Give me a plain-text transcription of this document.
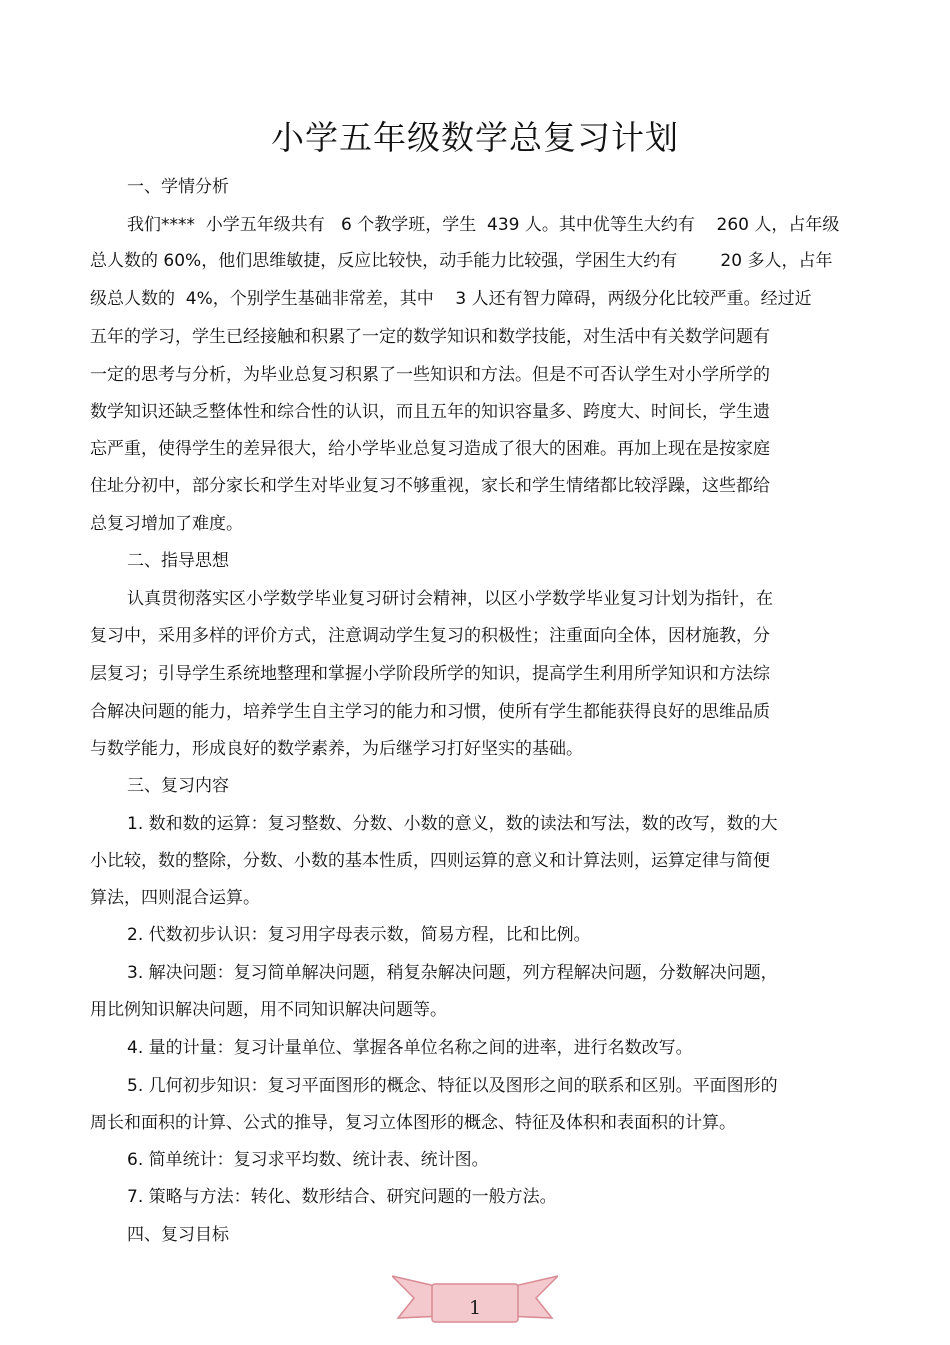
小学五年级数学总复习计划
一、学情分析
我们****  小学五年级共有   6 个教学班，学生  439 人。其中优等生大约有    260 人，占年级
总人数的 60%，他们思维敏捷，反应比较快，动手能力比较强，学困生大约有        20 多人，占年
级总人数的  4%，个别学生基础非常差，其中    3 人还有智力障碍，两级分化比较严重。经过近
五年的学习，学生已经接触和积累了一定的数学知识和数学技能，对生活中有关数学问题有
一定的思考与分析，为毕业总复习积累了一些知识和方法。但是不可否认学生对小学所学的
数学知识还缺乏整体性和综合性的认识，而且五年的知识容量多、跨度大、时间长，学生遗
忘严重，使得学生的差异很大，给小学毕业总复习造成了很大的困难。再加上现在是按家庭
住址分初中，部分家长和学生对毕业复习不够重视，家长和学生情绪都比较浮躁，这些都给
总复习增加了难度。
二、指导思想
认真贯彻落实区小学数学毕业复习研讨会精神，以区小学数学毕业复习计划为指针，在
复习中，采用多样的评价方式，注意调动学生复习的积极性；注重面向全体，因材施教，分
层复习；引导学生系统地整理和掌握小学阶段所学的知识，提高学生利用所学知识和方法综
合解决问题的能力，培养学生自主学习的能力和习惯，使所有学生都能获得良好的思维品质
与数学能力，形成良好的数学素养，为后继学习打好坚实的基础。
三、复习内容
1. 数和数的运算：复习整数、分数、小数的意义，数的读法和写法，数的改写，数的大
小比较，数的整除，分数、小数的基本性质，四则运算的意义和计算法则，运算定律与简便
算法，四则混合运算。
2. 代数初步认识：复习用字母表示数，简易方程，比和比例。
3. 解决问题：复习简单解决问题，稍复杂解决问题，列方程解决问题，分数解决问题，
用比例知识解决问题，用不同知识解决问题等。
4. 量的计量：复习计量单位、掌握各单位名称之间的进率，进行名数改写。
5. 几何初步知识：复习平面图形的概念、特征以及图形之间的联系和区别。平面图形的
周长和面积的计算、公式的推导，复习立体图形的概念、特征及体积和表面积的计算。
6. 简单统计：复习求平均数、统计表、统计图。
7. 策略与方法：转化、数形结合、研究问题的一般方法。
四、复习目标
1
--
→ **TASK STATEMENT**
Write out each line again precisely as it appears, skipping every picture.

→ **WRITTEN REPLY**
Give me a plain-text transcription of this document.
小学五年级数学总复习计划
一、学情分析
我们****  小学五年级共有   6 个教学班，学生  439 人。其中优等生大约有    260 人，占年级
总人数的 60%，他们思维敏捷，反应比较快，动手能力比较强，学困生大约有        20 多人，占年
级总人数的  4%，个别学生基础非常差，其中    3 人还有智力障碍，两级分化比较严重。经过近
五年的学习，学生已经接触和积累了一定的数学知识和数学技能，对生活中有关数学问题有
一定的思考与分析，为毕业总复习积累了一些知识和方法。但是不可否认学生对小学所学的
数学知识还缺乏整体性和综合性的认识，而且五年的知识容量多、跨度大、时间长，学生遗
忘严重，使得学生的差异很大，给小学毕业总复习造成了很大的困难。再加上现在是按家庭
住址分初中，部分家长和学生对毕业复习不够重视，家长和学生情绪都比较浮躁，这些都给
总复习增加了难度。
二、指导思想
认真贯彻落实区小学数学毕业复习研讨会精神，以区小学数学毕业复习计划为指针，在
复习中，采用多样的评价方式，注意调动学生复习的积极性；注重面向全体，因材施教，分
层复习；引导学生系统地整理和掌握小学阶段所学的知识，提高学生利用所学知识和方法综
合解决问题的能力，培养学生自主学习的能力和习惯，使所有学生都能获得良好的思维品质
与数学能力，形成良好的数学素养，为后继学习打好坚实的基础。
三、复习内容
1. 数和数的运算：复习整数、分数、小数的意义，数的读法和写法，数的改写，数的大
小比较，数的整除，分数、小数的基本性质，四则运算的意义和计算法则，运算定律与简便
算法，四则混合运算。
2. 代数初步认识：复习用字母表示数，简易方程，比和比例。
3. 解决问题：复习简单解决问题，稍复杂解决问题，列方程解决问题，分数解决问题，
用比例知识解决问题，用不同知识解决问题等。
4. 量的计量：复习计量单位、掌握各单位名称之间的进率，进行名数改写。
5. 几何初步知识：复习平面图形的概念、特征以及图形之间的联系和区别。平面图形的
周长和面积的计算、公式的推导，复习立体图形的概念、特征及体积和表面积的计算。
6. 简单统计：复习求平均数、统计表、统计图。
7. 策略与方法：转化、数形结合、研究问题的一般方法。
四、复习目标
1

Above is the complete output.